**What to produce**
Find the string "text" in the entries and copy each line that has it.

-- START Input --

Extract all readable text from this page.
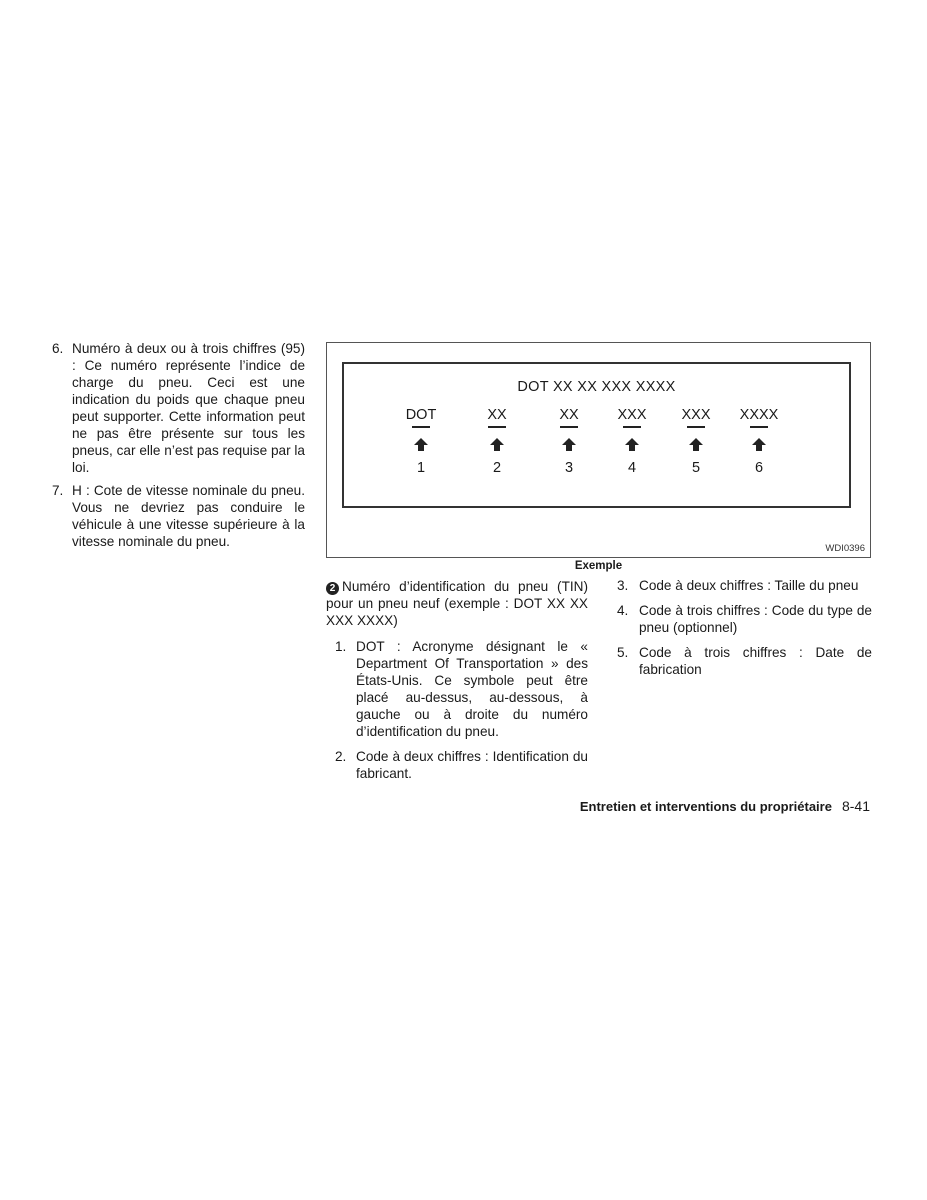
6. Numéro à deux ou à trois chiffres (95) : Ce numéro représente l’indice de charge du pneu. Ceci est une indication du poids que chaque pneu peut supporter. Cette information peut ne pas être présente sur tous les pneus, car elle n’est pas requise par la loi.
7. H : Cote de vitesse nominale du pneu. Vous ne devriez pas conduire le véhicule à une vitesse supérieure à la vitesse nominale du pneu.
DOT XX XX XXX XXXX
DOT
1
XX
2
XX
3
XXX
4
XXX
5
XXXX
6
WDI0396
Exemple

2 Numéro d’identification du pneu (TIN) pour un pneu neuf (exemple : DOT XX XX XXX XXXX)

1. DOT : Acronyme désignant le « Department Of Transportation » des États-Unis. Ce symbole peut être placé au-dessus, au-dessous, à gauche ou à droite du numéro d’identification du pneu.
2. Code à deux chiffres : Identification du fabricant.
3. Code à deux chiffres : Taille du pneu
4. Code à trois chiffres : Code du type de pneu (optionnel)
5. Code à trois chiffres : Date de fabrication
Entretien et interventions du propriétaire 8-41
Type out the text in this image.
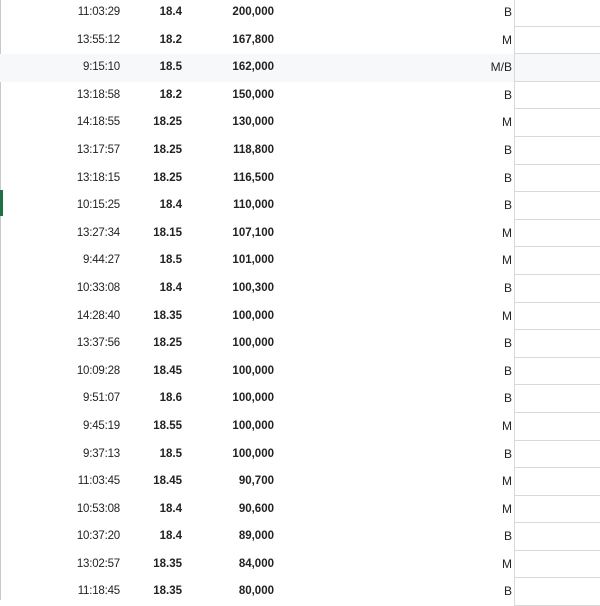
11:03:29	18.4	200,000	B
13:55:12	18.2	167,800	M
9:15:10	18.5	162,000	M/B
13:18:58	18.2	150,000	B
14:18:55	18.25	130,000	M
13:17:57	18.25	118,800	B
13:18:15	18.25	116,500	B
10:15:25	18.4	110,000	B
13:27:34	18.15	107,100	M
9:44:27	18.5	101,000	M
10:33:08	18.4	100,300	B
14:28:40	18.35	100,000	M
13:37:56	18.25	100,000	B
10:09:28	18.45	100,000	B
9:51:07	18.6	100,000	B
9:45:19	18.55	100,000	M
9:37:13	18.5	100,000	B
11:03:45	18.45	90,700	M
10:53:08	18.4	90,600	M
10:37:20	18.4	89,000	B
13:02:57	18.35	84,000	M
11:18:45	18.35	80,000	B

-- END Input --

**Task response**
Extract all readable text from this page.
Type out the text in this image.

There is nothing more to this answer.